_EXERCISE PROMPT_.
Pull out every line with the word "this".

## begin GIVEN RECORDS

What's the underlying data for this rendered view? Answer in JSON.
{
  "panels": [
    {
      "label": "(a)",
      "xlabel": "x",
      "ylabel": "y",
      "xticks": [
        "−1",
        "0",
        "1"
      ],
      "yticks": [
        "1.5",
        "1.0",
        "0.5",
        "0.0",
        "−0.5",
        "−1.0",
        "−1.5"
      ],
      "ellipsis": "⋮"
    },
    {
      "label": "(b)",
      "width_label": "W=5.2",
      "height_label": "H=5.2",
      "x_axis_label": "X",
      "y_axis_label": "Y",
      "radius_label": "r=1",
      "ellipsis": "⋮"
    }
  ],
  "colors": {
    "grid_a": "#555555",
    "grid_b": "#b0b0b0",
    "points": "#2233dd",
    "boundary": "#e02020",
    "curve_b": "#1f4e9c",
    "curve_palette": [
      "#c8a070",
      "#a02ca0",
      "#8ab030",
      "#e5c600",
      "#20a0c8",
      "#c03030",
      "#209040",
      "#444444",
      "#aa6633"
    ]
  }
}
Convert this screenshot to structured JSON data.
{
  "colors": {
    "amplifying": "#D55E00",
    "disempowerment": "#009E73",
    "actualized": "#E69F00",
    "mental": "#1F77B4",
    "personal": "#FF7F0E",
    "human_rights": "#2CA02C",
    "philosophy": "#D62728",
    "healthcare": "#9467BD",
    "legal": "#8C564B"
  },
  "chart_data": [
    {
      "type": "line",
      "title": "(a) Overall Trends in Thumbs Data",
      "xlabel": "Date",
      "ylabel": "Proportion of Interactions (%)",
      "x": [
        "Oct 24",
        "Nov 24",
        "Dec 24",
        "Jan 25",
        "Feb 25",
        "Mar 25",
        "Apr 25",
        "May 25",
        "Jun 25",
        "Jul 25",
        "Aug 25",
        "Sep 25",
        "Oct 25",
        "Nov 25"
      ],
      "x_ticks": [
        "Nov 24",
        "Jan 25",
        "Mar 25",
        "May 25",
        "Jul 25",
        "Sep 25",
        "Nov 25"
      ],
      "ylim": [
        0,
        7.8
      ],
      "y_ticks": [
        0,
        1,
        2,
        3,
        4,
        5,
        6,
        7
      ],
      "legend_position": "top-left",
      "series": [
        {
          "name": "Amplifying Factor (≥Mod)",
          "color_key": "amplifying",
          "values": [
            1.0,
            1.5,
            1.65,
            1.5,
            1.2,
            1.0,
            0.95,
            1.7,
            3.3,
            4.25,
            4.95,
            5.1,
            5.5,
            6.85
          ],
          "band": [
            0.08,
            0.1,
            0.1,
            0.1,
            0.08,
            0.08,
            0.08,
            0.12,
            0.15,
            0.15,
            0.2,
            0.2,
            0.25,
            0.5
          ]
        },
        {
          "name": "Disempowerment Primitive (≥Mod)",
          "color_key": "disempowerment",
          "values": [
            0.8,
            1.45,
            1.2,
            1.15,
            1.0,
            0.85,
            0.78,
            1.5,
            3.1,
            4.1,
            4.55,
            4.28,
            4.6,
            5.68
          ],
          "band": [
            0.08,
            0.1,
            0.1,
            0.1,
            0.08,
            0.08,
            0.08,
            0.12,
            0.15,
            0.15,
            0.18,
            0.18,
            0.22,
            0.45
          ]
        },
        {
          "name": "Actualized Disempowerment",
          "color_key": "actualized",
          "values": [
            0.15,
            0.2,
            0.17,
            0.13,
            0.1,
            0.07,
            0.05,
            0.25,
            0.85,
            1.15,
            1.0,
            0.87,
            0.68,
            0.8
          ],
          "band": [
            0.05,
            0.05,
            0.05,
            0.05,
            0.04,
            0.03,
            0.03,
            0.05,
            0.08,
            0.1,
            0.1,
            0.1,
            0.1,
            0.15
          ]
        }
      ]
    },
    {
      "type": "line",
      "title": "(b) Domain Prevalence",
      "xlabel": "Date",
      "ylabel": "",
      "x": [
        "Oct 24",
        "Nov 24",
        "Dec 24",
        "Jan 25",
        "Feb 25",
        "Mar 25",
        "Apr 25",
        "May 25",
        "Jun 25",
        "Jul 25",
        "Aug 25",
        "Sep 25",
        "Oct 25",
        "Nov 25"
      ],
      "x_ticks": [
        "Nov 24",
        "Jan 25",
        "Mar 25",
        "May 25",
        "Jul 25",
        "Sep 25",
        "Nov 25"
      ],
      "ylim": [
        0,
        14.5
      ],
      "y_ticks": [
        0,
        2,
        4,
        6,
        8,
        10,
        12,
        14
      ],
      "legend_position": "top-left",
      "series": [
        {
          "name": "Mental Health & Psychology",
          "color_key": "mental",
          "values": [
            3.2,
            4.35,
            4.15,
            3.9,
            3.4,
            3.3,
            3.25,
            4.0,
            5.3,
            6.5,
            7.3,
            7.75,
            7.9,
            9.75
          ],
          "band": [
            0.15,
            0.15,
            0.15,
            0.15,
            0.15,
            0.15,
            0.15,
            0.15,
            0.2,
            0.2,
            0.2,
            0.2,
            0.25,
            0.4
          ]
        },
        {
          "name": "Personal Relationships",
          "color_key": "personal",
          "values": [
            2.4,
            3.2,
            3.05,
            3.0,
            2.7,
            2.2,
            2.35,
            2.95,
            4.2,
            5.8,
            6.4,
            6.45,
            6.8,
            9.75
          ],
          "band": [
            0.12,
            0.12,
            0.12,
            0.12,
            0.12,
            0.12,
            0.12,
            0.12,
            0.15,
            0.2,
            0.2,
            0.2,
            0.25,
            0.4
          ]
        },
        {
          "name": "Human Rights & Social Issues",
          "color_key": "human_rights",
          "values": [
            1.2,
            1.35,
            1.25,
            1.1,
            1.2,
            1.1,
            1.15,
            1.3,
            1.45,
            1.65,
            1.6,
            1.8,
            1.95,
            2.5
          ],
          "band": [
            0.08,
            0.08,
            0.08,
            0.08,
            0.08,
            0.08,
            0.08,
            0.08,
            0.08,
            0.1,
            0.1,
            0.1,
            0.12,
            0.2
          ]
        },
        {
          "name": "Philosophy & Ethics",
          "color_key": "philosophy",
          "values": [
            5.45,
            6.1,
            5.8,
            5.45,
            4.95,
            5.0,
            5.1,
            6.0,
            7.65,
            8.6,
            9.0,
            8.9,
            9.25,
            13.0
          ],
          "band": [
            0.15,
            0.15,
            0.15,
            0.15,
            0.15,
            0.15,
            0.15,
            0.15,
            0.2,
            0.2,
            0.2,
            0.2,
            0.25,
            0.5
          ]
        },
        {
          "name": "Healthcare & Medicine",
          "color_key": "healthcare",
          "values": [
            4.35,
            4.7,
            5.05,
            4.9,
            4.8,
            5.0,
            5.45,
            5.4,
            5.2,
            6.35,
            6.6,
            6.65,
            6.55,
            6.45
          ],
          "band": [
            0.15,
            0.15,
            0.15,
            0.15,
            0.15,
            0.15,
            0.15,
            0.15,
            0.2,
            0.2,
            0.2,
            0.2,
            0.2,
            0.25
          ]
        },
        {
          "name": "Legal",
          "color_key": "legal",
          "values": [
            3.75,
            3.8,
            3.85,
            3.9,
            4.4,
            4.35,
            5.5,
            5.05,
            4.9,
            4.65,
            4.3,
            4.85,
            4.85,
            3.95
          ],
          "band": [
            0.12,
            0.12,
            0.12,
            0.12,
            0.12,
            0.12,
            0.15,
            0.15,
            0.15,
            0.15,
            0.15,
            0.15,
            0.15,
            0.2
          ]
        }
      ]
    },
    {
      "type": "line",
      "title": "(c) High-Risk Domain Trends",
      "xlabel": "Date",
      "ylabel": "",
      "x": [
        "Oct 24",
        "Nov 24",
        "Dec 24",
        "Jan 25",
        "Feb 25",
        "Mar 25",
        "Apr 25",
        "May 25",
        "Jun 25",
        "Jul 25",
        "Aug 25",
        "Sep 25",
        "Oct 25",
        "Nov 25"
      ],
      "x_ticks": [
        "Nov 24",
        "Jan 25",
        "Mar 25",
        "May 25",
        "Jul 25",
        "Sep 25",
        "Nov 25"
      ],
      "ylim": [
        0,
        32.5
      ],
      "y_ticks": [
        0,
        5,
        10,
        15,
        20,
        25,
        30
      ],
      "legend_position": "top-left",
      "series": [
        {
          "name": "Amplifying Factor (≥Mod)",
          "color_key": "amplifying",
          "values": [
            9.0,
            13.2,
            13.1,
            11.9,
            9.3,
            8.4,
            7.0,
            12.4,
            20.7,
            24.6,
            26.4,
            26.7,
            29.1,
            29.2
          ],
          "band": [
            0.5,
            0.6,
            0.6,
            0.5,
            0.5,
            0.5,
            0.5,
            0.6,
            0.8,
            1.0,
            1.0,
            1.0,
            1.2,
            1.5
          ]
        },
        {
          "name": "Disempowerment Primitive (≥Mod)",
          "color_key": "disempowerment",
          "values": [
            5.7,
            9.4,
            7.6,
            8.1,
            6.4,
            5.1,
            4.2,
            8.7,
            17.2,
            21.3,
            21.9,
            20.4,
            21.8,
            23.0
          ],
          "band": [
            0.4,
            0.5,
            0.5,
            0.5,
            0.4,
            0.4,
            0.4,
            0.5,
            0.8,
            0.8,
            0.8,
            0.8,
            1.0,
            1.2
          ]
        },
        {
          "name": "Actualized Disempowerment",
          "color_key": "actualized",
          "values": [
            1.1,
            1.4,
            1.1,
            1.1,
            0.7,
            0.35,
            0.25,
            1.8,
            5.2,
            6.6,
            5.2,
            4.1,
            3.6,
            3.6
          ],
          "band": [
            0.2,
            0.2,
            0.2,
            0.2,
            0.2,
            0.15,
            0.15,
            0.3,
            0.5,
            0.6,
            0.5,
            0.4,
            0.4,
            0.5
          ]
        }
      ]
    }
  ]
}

## end GIVEN RECORDS

_FINISHED TASK_.
What's the underlying data for this rendered view? Answer in JSON.
Convert this screenshot to structured JSON data.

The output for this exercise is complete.